Exercise directions
Return each line of the records with nothing changed, pictures excepted.

Data
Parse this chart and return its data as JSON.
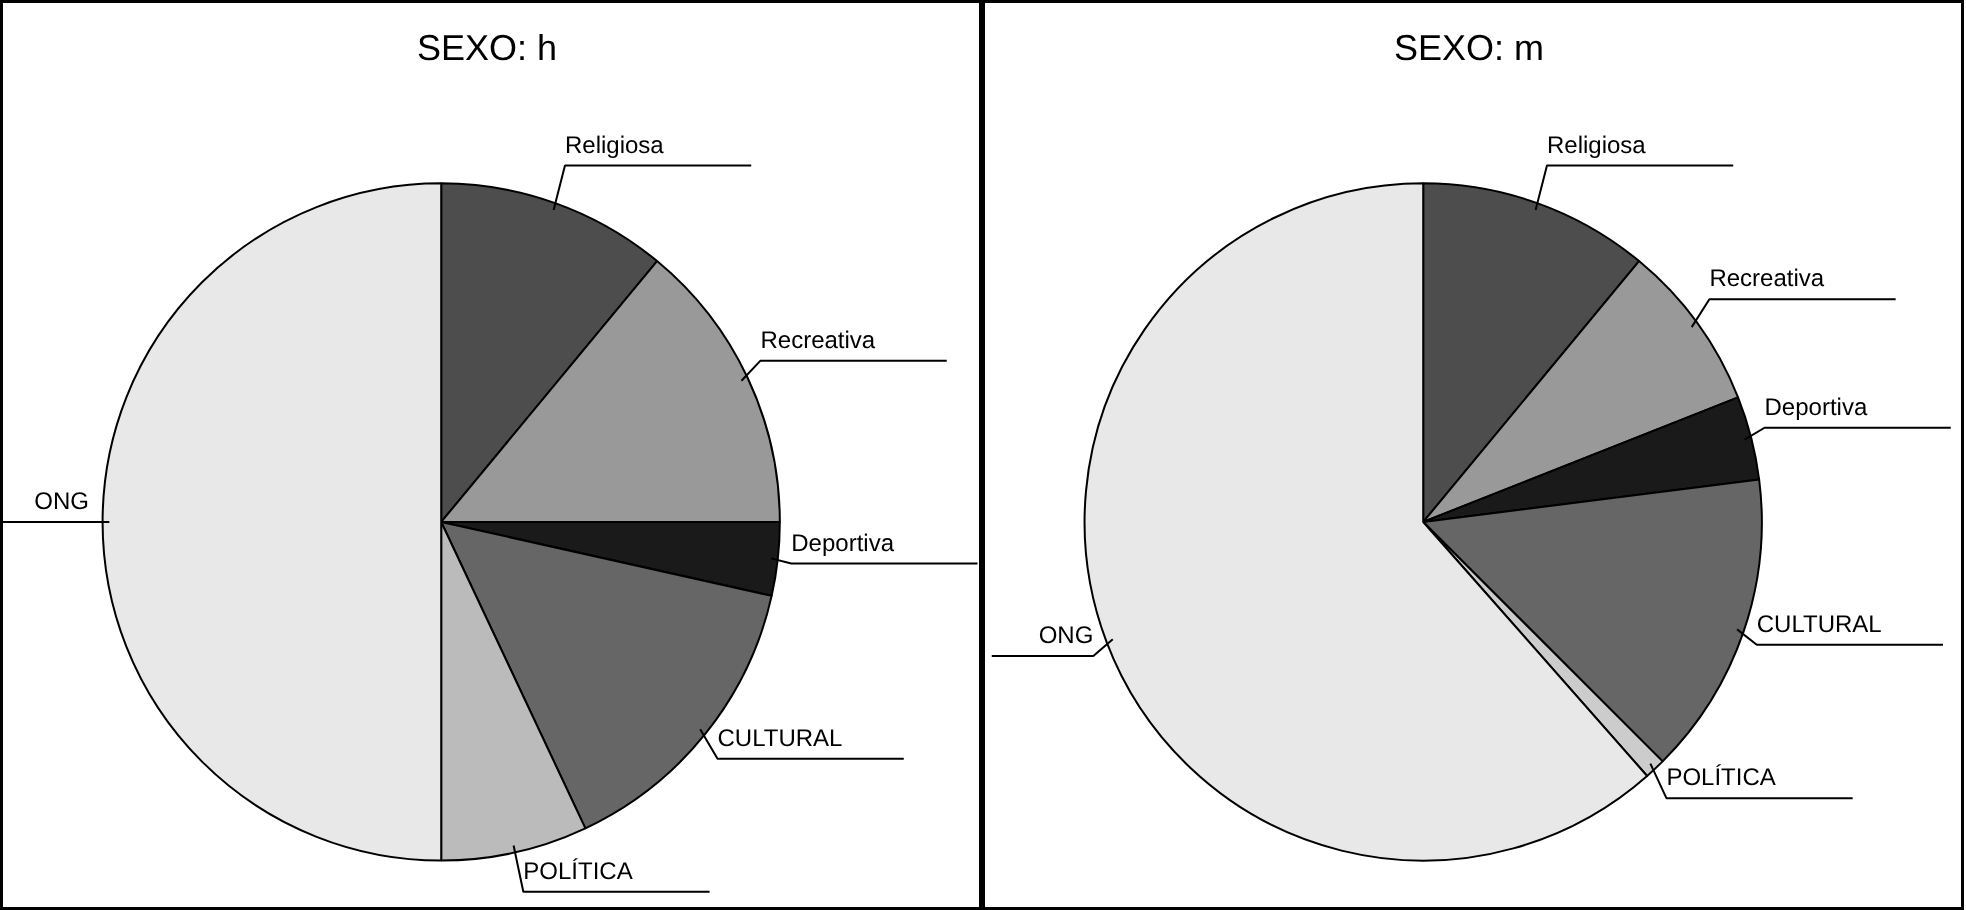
{
  "chart_data": [
    {
      "type": "pie",
      "title": "SEXO:  h",
      "categories": [
        "Religiosa",
        "Recreativa",
        "Deportiva",
        "CULTURAL",
        "POLÍTICA",
        "ONG"
      ],
      "values": [
        11,
        14,
        3.5,
        14.5,
        7,
        50
      ],
      "colors": [
        "#4d4d4d",
        "#999999",
        "#1a1a1a",
        "#666666",
        "#bbbbbb",
        "#e8e8e8"
      ]
    },
    {
      "type": "pie",
      "title": "SEXO:  m",
      "categories": [
        "Religiosa",
        "Recreativa",
        "Deportiva",
        "CULTURAL",
        "POLÍTICA",
        "ONG"
      ],
      "values": [
        11,
        8,
        4,
        14.5,
        1,
        61.5
      ],
      "colors": [
        "#4d4d4d",
        "#999999",
        "#1a1a1a",
        "#666666",
        "#cccccc",
        "#e8e8e8"
      ]
    }
  ]
}
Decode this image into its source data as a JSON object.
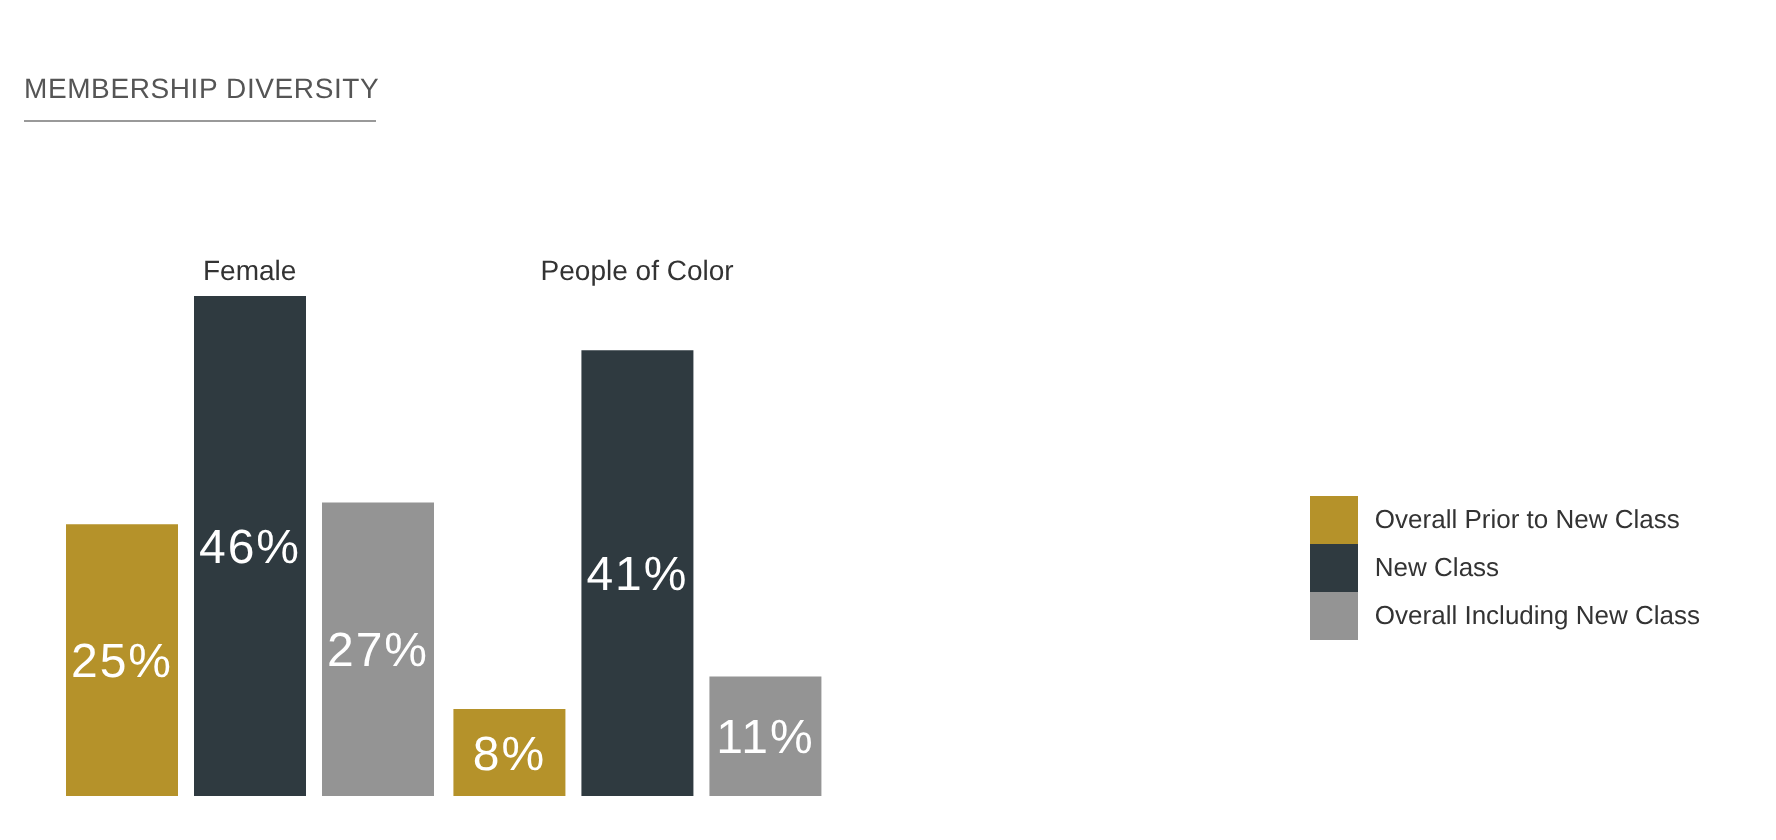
{
  "chart_data": {
    "type": "bar",
    "title": "MEMBERSHIP DIVERSITY",
    "categories": [
      "Female",
      "People of Color"
    ],
    "series": [
      {
        "name": "Overall Prior to New Class",
        "color": "#b5922a",
        "values": [
          25,
          8
        ],
        "value_labels": [
          "25%",
          "8%"
        ]
      },
      {
        "name": "New Class",
        "color": "#2f3a40",
        "values": [
          46,
          41
        ],
        "value_labels": [
          "46%",
          "41%"
        ]
      },
      {
        "name": "Overall Including New Class",
        "color": "#949494",
        "values": [
          27,
          11
        ],
        "value_labels": [
          "27%",
          "11%"
        ]
      }
    ],
    "legend": "right"
  }
}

Solution to this problem
Parse this chart and return its data as JSON.
{
  "chart_data": [
    {
      "type": "pie",
      "title": "SEXO:  h",
      "categories": [
        "Religiosa",
        "Recreativa",
        "Deportiva",
        "CULTURAL",
        "POLÍTICA",
        "ONG"
      ],
      "values": [
        11,
        14,
        3.5,
        14.5,
        7,
        50
      ],
      "colors": [
        "#4d4d4d",
        "#999999",
        "#1a1a1a",
        "#666666",
        "#bbbbbb",
        "#e8e8e8"
      ]
    },
    {
      "type": "pie",
      "title": "SEXO:  m",
      "categories": [
        "Religiosa",
        "Recreativa",
        "Deportiva",
        "CULTURAL",
        "POLÍTICA",
        "ONG"
      ],
      "values": [
        11,
        8,
        4,
        14.5,
        1,
        61.5
      ],
      "colors": [
        "#4d4d4d",
        "#999999",
        "#1a1a1a",
        "#666666",
        "#cccccc",
        "#e8e8e8"
      ]
    }
  ]
}
Decode this image into its source data as a JSON object.
{
  "chart_data": {
    "type": "bar",
    "title": "MEMBERSHIP DIVERSITY",
    "categories": [
      "Female",
      "People of Color"
    ],
    "series": [
      {
        "name": "Overall Prior to New Class",
        "color": "#b5922a",
        "values": [
          25,
          8
        ],
        "value_labels": [
          "25%",
          "8%"
        ]
      },
      {
        "name": "New Class",
        "color": "#2f3a40",
        "values": [
          46,
          41
        ],
        "value_labels": [
          "46%",
          "41%"
        ]
      },
      {
        "name": "Overall Including New Class",
        "color": "#949494",
        "values": [
          27,
          11
        ],
        "value_labels": [
          "27%",
          "11%"
        ]
      }
    ],
    "legend": "right"
  }
}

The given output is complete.